» Required task
Print the records again, character for character.

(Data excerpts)
===

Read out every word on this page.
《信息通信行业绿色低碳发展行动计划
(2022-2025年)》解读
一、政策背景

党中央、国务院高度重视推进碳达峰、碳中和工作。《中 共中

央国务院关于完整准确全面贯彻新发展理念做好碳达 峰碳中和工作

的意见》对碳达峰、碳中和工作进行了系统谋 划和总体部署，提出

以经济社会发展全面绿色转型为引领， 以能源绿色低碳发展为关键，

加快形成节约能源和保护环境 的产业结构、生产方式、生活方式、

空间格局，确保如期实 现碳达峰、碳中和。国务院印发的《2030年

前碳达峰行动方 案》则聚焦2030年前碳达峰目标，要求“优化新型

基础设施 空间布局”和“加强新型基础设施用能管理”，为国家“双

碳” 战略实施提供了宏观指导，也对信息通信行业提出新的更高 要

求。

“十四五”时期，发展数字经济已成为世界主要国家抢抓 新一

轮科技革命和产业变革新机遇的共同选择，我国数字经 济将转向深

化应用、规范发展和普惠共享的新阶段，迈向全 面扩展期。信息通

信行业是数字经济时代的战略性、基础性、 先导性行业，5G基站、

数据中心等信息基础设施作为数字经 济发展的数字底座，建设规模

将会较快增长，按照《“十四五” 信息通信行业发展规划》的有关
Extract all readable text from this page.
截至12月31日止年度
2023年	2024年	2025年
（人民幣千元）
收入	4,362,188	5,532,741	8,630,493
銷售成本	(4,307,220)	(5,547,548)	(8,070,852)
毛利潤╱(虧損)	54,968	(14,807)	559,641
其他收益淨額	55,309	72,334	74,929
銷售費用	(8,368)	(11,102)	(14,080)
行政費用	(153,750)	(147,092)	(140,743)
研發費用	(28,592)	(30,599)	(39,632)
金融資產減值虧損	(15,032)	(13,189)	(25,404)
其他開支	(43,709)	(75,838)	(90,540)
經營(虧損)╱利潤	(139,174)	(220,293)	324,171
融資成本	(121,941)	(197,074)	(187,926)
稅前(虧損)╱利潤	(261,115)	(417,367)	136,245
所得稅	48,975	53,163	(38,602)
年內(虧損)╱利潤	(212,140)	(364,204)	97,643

===

» Solution
Read out every word on this page.
《信息通信行业绿色低碳发展行动计划
(2022-2025年)》解读
一、政策背景

党中央、国务院高度重视推进碳达峰、碳中和工作。《中 共中

央国务院关于完整准确全面贯彻新发展理念做好碳达 峰碳中和工作

的意见》对碳达峰、碳中和工作进行了系统谋 划和总体部署，提出

以经济社会发展全面绿色转型为引领， 以能源绿色低碳发展为关键，

加快形成节约能源和保护环境 的产业结构、生产方式、生活方式、

空间格局，确保如期实 现碳达峰、碳中和。国务院印发的《2030年

前碳达峰行动方 案》则聚焦2030年前碳达峰目标，要求“优化新型

基础设施 空间布局”和“加强新型基础设施用能管理”，为国家“双

碳” 战略实施提供了宏观指导，也对信息通信行业提出新的更高 要

求。

“十四五”时期，发展数字经济已成为世界主要国家抢抓 新一

轮科技革命和产业变革新机遇的共同选择，我国数字经 济将转向深

化应用、规范发展和普惠共享的新阶段，迈向全 面扩展期。信息通

信行业是数字经济时代的战略性、基础性、 先导性行业，5G基站、

数据中心等信息基础设施作为数字经 济发展的数字底座，建设规模

将会较快增长，按照《“十四五” 信息通信行业发展规划》的有关
Extract all readable text from this page.
截至12月31日止年度
2023年	2024年	2025年
（人民幣千元）
收入	4,362,188	5,532,741	8,630,493
銷售成本	(4,307,220)	(5,547,548)	(8,070,852)
毛利潤╱(虧損)	54,968	(14,807)	559,641
其他收益淨額	55,309	72,334	74,929
銷售費用	(8,368)	(11,102)	(14,080)
行政費用	(153,750)	(147,092)	(140,743)
研發費用	(28,592)	(30,599)	(39,632)
金融資產減值虧損	(15,032)	(13,189)	(25,404)
其他開支	(43,709)	(75,838)	(90,540)
經營(虧損)╱利潤	(139,174)	(220,293)	324,171
融資成本	(121,941)	(197,074)	(187,926)
稅前(虧損)╱利潤	(261,115)	(417,367)	136,245
所得稅	48,975	53,163	(38,602)
年內(虧損)╱利潤	(212,140)	(364,204)	97,643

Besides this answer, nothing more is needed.